* What this task involves
Make an exact copy of all the material below, apart from the pictures.

* Supplied records
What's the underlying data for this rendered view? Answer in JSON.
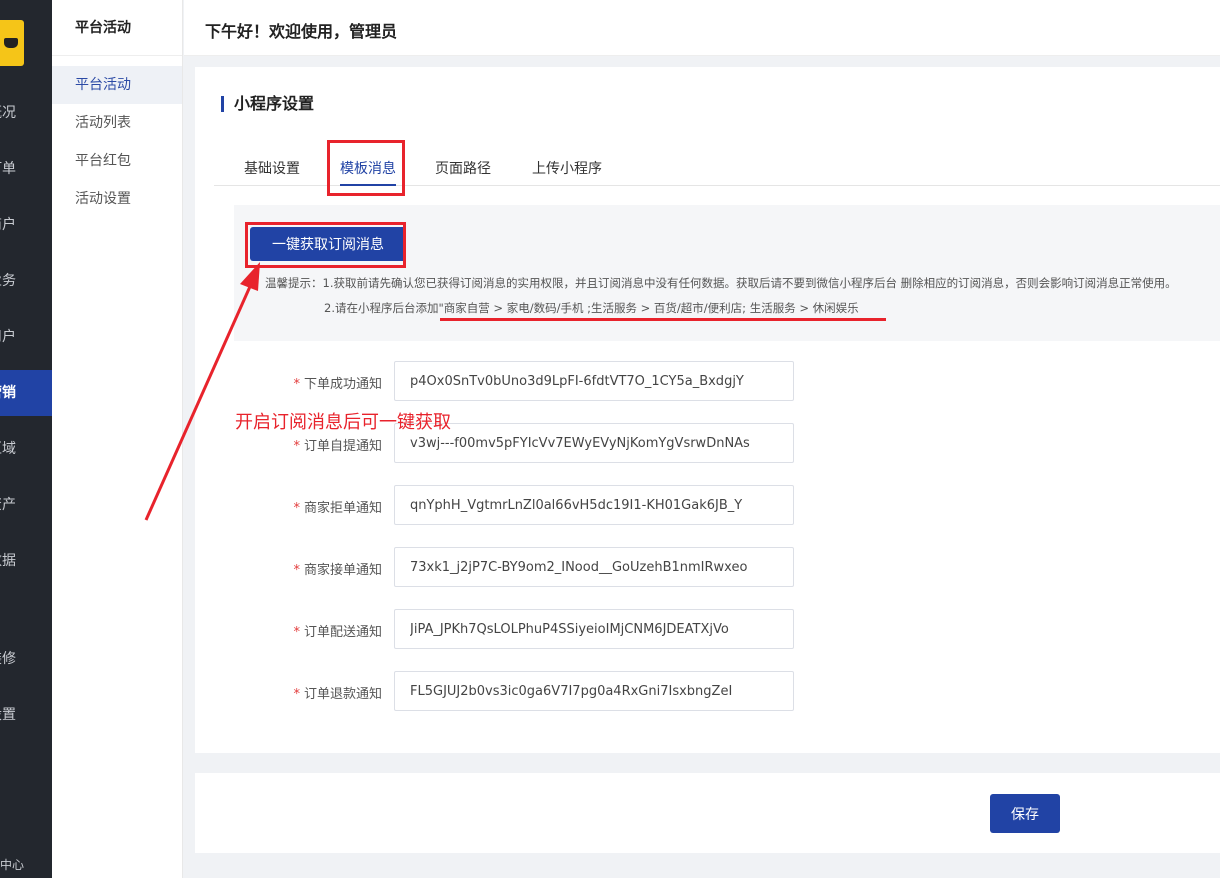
{
  "rail": {
    "items": [
      {
        "label": "概况"
      },
      {
        "label": "订单"
      },
      {
        "label": "商户"
      },
      {
        "label": "业务"
      },
      {
        "label": "用户"
      },
      {
        "label": "营销"
      },
      {
        "label": "区域"
      },
      {
        "label": "资产"
      },
      {
        "label": "数据"
      },
      {
        "label": "装修"
      },
      {
        "label": "设置"
      }
    ],
    "bottom": "截中心",
    "active_index": 5
  },
  "subnav": {
    "title": "平台活动",
    "items": [
      {
        "label": "平台活动"
      },
      {
        "label": "活动列表"
      },
      {
        "label": "平台红包"
      },
      {
        "label": "活动设置"
      }
    ]
  },
  "header": {
    "greeting": "下午好！欢迎使用，管理员"
  },
  "main": {
    "title": "小程序设置",
    "tabs": [
      {
        "label": "基础设置"
      },
      {
        "label": "模板消息"
      },
      {
        "label": "页面路径"
      },
      {
        "label": "上传小程序"
      }
    ],
    "active_tab": 1,
    "fetch_button": "一键获取订阅消息",
    "tip_line1": "温馨提示：1.获取前请先确认您已获得订阅消息的实用权限，并且订阅消息中没有任何数据。获取后请不要到微信小程序后台 删除相应的订阅消息，否则会影响订阅消息正常使用。",
    "tip_line2": "2.请在小程序后台添加\"商家自营 > 家电/数码/手机 ;生活服务 > 百货/超市/便利店; 生活服务 > 休闲娱乐",
    "fields": [
      {
        "label": "下单成功通知",
        "value": "p4Ox0SnTv0bUno3d9LpFI-6fdtVT7O_1CY5a_BxdgjY"
      },
      {
        "label": "订单自提通知",
        "value": "v3wj---f00mv5pFYIcVv7EWyEVyNjKomYgVsrwDnNAs"
      },
      {
        "label": "商家拒单通知",
        "value": "qnYphH_VgtmrLnZl0al66vH5dc19I1-KH01Gak6JB_Y"
      },
      {
        "label": "商家接单通知",
        "value": "73xk1_j2jP7C-BY9om2_INood__GoUzehB1nmIRwxeo"
      },
      {
        "label": "订单配送通知",
        "value": "JiPA_JPKh7QsLOLPhuP4SSiyeioIMjCNM6JDEATXjVo"
      },
      {
        "label": "订单退款通知",
        "value": "FL5GJUJ2b0vs3ic0ga6V7I7pg0a4RxGni7IsxbngZeI"
      }
    ],
    "save_button": "保存"
  },
  "annotation": {
    "text": "开启订阅消息后可一键获取"
  },
  "colors": {
    "primary": "#2143a5",
    "annotation": "#e8232c",
    "rail_bg": "#23272e"
  }
}
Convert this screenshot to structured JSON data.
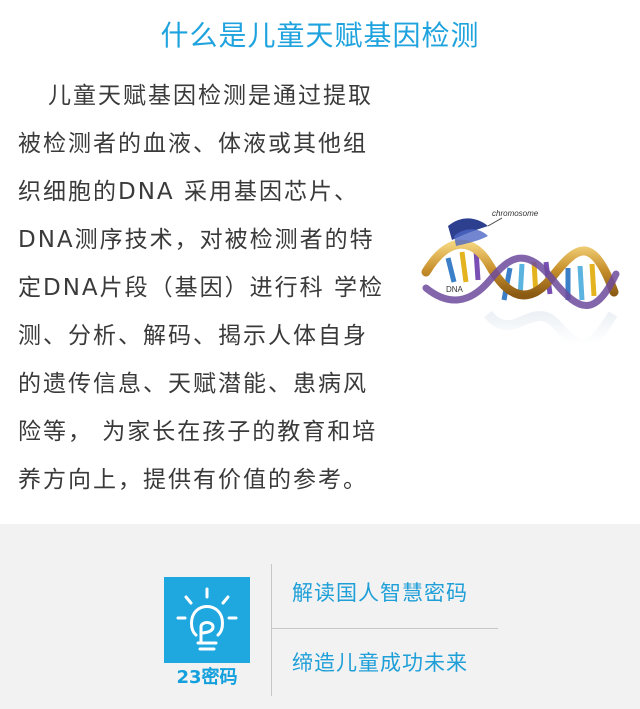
{
  "title": "什么是儿童天赋基因检测",
  "paragraph_lines": [
    "儿童天赋基因检测是通过提取",
    "被检测者的血液、体液或其他组",
    "织细胞的DNA 采用基因芯片、",
    "DNA测序技术，对被检测者的特",
    "定DNA片段（基因）进行科 学检",
    "测、分析、解码、揭示人体自身",
    "的遗传信息、天赋潜能、患病风",
    "险等， 为家长在孩子的教育和培",
    "养方向上，提供有价值的参考。"
  ],
  "dna_image": {
    "label_chromosome": "chromosome",
    "label_dna": "DNA"
  },
  "footer": {
    "logo_caption": "23密码",
    "slogan_1": "解读国人智慧密码",
    "slogan_2": "缔造儿童成功未来"
  },
  "colors": {
    "accent": "#1fa3de",
    "footer_bg": "#f2f2f2",
    "body_text": "#3a3a3a"
  }
}
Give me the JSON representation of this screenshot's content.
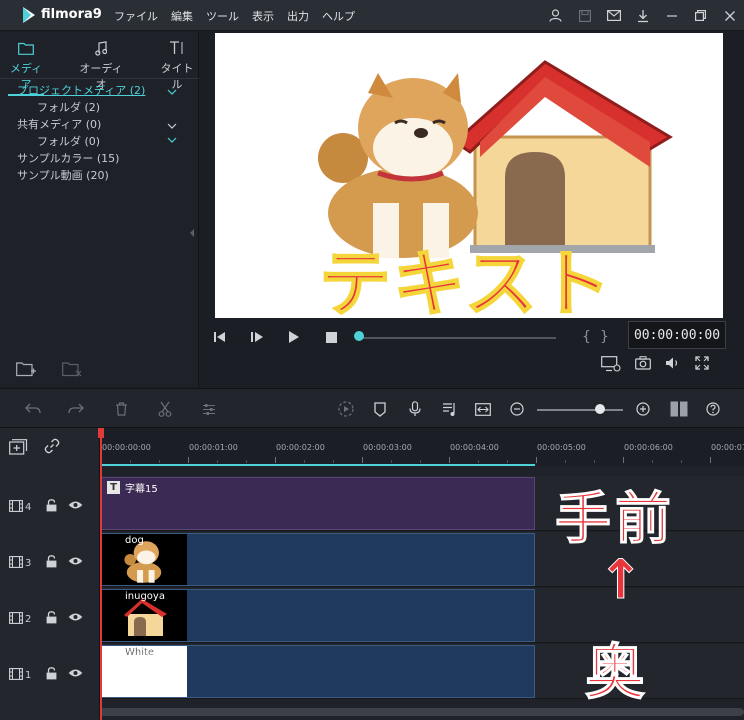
{
  "app": {
    "name": "filmora9"
  },
  "menu": [
    "ファイル",
    "編集",
    "ツール",
    "表示",
    "出力",
    "ヘルプ"
  ],
  "media_tabs": [
    {
      "label": "メディア",
      "icon": "folder-icon",
      "active": true
    },
    {
      "label": "オーディオ",
      "icon": "music-note-icon",
      "active": false
    },
    {
      "label": "タイトル",
      "icon": "title-text-icon",
      "active": false
    }
  ],
  "media_tree": [
    {
      "label": "プロジェクトメディア (2)",
      "indent": 0,
      "active": true,
      "expandable": true
    },
    {
      "label": "フォルダ (2)",
      "indent": 1,
      "active": false,
      "expandable": false
    },
    {
      "label": "共有メディア (0)",
      "indent": 0,
      "active": false,
      "expandable": true
    },
    {
      "label": "フォルダ (0)",
      "indent": 1,
      "active": false,
      "expandable": false
    },
    {
      "label": "サンプルカラー (15)",
      "indent": 0,
      "active": false,
      "expandable": false
    },
    {
      "label": "サンプル動画 (20)",
      "indent": 0,
      "active": false,
      "expandable": false
    }
  ],
  "preview": {
    "overlay_text": "テキスト",
    "timecode": "00:00:00:00",
    "brace_open": "{",
    "brace_close": "}",
    "progress": 0
  },
  "ruler": {
    "labels": [
      "00:00:00:00",
      "00:00:01:00",
      "00:00:02:00",
      "00:00:03:00",
      "00:00:04:00",
      "00:00:05:00",
      "00:00:06:00",
      "00:00:07"
    ]
  },
  "tracks": [
    {
      "number": "4",
      "clip_type": "title",
      "clip_label": "字幕15"
    },
    {
      "number": "3",
      "clip_type": "video",
      "clip_label": "dog"
    },
    {
      "number": "2",
      "clip_type": "video",
      "clip_label": "inugoya"
    },
    {
      "number": "1",
      "clip_type": "video",
      "clip_label": "White"
    }
  ],
  "annotation": {
    "top": "手前",
    "arrow": "↑",
    "bottom": "奥"
  },
  "colors": {
    "accent": "#4fd1d9",
    "playhead": "#e03b3b",
    "title_clip": "#3b2a53",
    "video_clip": "#1f3a5c",
    "annotation": "#e8343a"
  }
}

* Output
What's the underlying data for this rendered view? Answer in JSON.
{
  "rail": {
    "items": [
      {
        "label": "概况"
      },
      {
        "label": "订单"
      },
      {
        "label": "商户"
      },
      {
        "label": "业务"
      },
      {
        "label": "用户"
      },
      {
        "label": "营销"
      },
      {
        "label": "区域"
      },
      {
        "label": "资产"
      },
      {
        "label": "数据"
      },
      {
        "label": "装修"
      },
      {
        "label": "设置"
      }
    ],
    "bottom": "截中心",
    "active_index": 5
  },
  "subnav": {
    "title": "平台活动",
    "items": [
      {
        "label": "平台活动"
      },
      {
        "label": "活动列表"
      },
      {
        "label": "平台红包"
      },
      {
        "label": "活动设置"
      }
    ]
  },
  "header": {
    "greeting": "下午好！欢迎使用，管理员"
  },
  "main": {
    "title": "小程序设置",
    "tabs": [
      {
        "label": "基础设置"
      },
      {
        "label": "模板消息"
      },
      {
        "label": "页面路径"
      },
      {
        "label": "上传小程序"
      }
    ],
    "active_tab": 1,
    "fetch_button": "一键获取订阅消息",
    "tip_line1": "温馨提示：1.获取前请先确认您已获得订阅消息的实用权限，并且订阅消息中没有任何数据。获取后请不要到微信小程序后台 删除相应的订阅消息，否则会影响订阅消息正常使用。",
    "tip_line2": "2.请在小程序后台添加\"商家自营 > 家电/数码/手机 ;生活服务 > 百货/超市/便利店; 生活服务 > 休闲娱乐",
    "fields": [
      {
        "label": "下单成功通知",
        "value": "p4Ox0SnTv0bUno3d9LpFI-6fdtVT7O_1CY5a_BxdgjY"
      },
      {
        "label": "订单自提通知",
        "value": "v3wj---f00mv5pFYIcVv7EWyEVyNjKomYgVsrwDnNAs"
      },
      {
        "label": "商家拒单通知",
        "value": "qnYphH_VgtmrLnZl0al66vH5dc19I1-KH01Gak6JB_Y"
      },
      {
        "label": "商家接单通知",
        "value": "73xk1_j2jP7C-BY9om2_INood__GoUzehB1nmIRwxeo"
      },
      {
        "label": "订单配送通知",
        "value": "JiPA_JPKh7QsLOLPhuP4SSiyeioIMjCNM6JDEATXjVo"
      },
      {
        "label": "订单退款通知",
        "value": "FL5GJUJ2b0vs3ic0ga6V7I7pg0a4RxGni7IsxbngZeI"
      }
    ],
    "save_button": "保存"
  },
  "annotation": {
    "text": "开启订阅消息后可一键获取"
  },
  "colors": {
    "primary": "#2143a5",
    "annotation": "#e8232c",
    "rail_bg": "#23272e"
  }
}
Convert this screenshot to structured JSON data.
{
  "title": "什么是儿童天赋基因检测",
  "paragraph_lines": [
    "儿童天赋基因检测是通过提取",
    "被检测者的血液、体液或其他组",
    "织细胞的DNA 采用基因芯片、",
    "DNA测序技术，对被检测者的特",
    "定DNA片段（基因）进行科 学检",
    "测、分析、解码、揭示人体自身",
    "的遗传信息、天赋潜能、患病风",
    "险等， 为家长在孩子的教育和培",
    "养方向上，提供有价值的参考。"
  ],
  "dna_image": {
    "label_chromosome": "chromosome",
    "label_dna": "DNA"
  },
  "footer": {
    "logo_caption": "23密码",
    "slogan_1": "解读国人智慧密码",
    "slogan_2": "缔造儿童成功未来"
  },
  "colors": {
    "accent": "#1fa3de",
    "footer_bg": "#f2f2f2",
    "body_text": "#3a3a3a"
  }
}
Give me the JSON representation of this screenshot's content.
{
  "app": {
    "name": "filmora9"
  },
  "menu": [
    "ファイル",
    "編集",
    "ツール",
    "表示",
    "出力",
    "ヘルプ"
  ],
  "media_tabs": [
    {
      "label": "メディア",
      "icon": "folder-icon",
      "active": true
    },
    {
      "label": "オーディオ",
      "icon": "music-note-icon",
      "active": false
    },
    {
      "label": "タイトル",
      "icon": "title-text-icon",
      "active": false
    }
  ],
  "media_tree": [
    {
      "label": "プロジェクトメディア (2)",
      "indent": 0,
      "active": true,
      "expandable": true
    },
    {
      "label": "フォルダ (2)",
      "indent": 1,
      "active": false,
      "expandable": false
    },
    {
      "label": "共有メディア (0)",
      "indent": 0,
      "active": false,
      "expandable": true
    },
    {
      "label": "フォルダ (0)",
      "indent": 1,
      "active": false,
      "expandable": false
    },
    {
      "label": "サンプルカラー (15)",
      "indent": 0,
      "active": false,
      "expandable": false
    },
    {
      "label": "サンプル動画 (20)",
      "indent": 0,
      "active": false,
      "expandable": false
    }
  ],
  "preview": {
    "overlay_text": "テキスト",
    "timecode": "00:00:00:00",
    "brace_open": "{",
    "brace_close": "}",
    "progress": 0
  },
  "ruler": {
    "labels": [
      "00:00:00:00",
      "00:00:01:00",
      "00:00:02:00",
      "00:00:03:00",
      "00:00:04:00",
      "00:00:05:00",
      "00:00:06:00",
      "00:00:07"
    ]
  },
  "tracks": [
    {
      "number": "4",
      "clip_type": "title",
      "clip_label": "字幕15"
    },
    {
      "number": "3",
      "clip_type": "video",
      "clip_label": "dog"
    },
    {
      "number": "2",
      "clip_type": "video",
      "clip_label": "inugoya"
    },
    {
      "number": "1",
      "clip_type": "video",
      "clip_label": "White"
    }
  ],
  "annotation": {
    "top": "手前",
    "arrow": "↑",
    "bottom": "奥"
  },
  "colors": {
    "accent": "#4fd1d9",
    "playhead": "#e03b3b",
    "title_clip": "#3b2a53",
    "video_clip": "#1f3a5c",
    "annotation": "#e8343a"
  }
}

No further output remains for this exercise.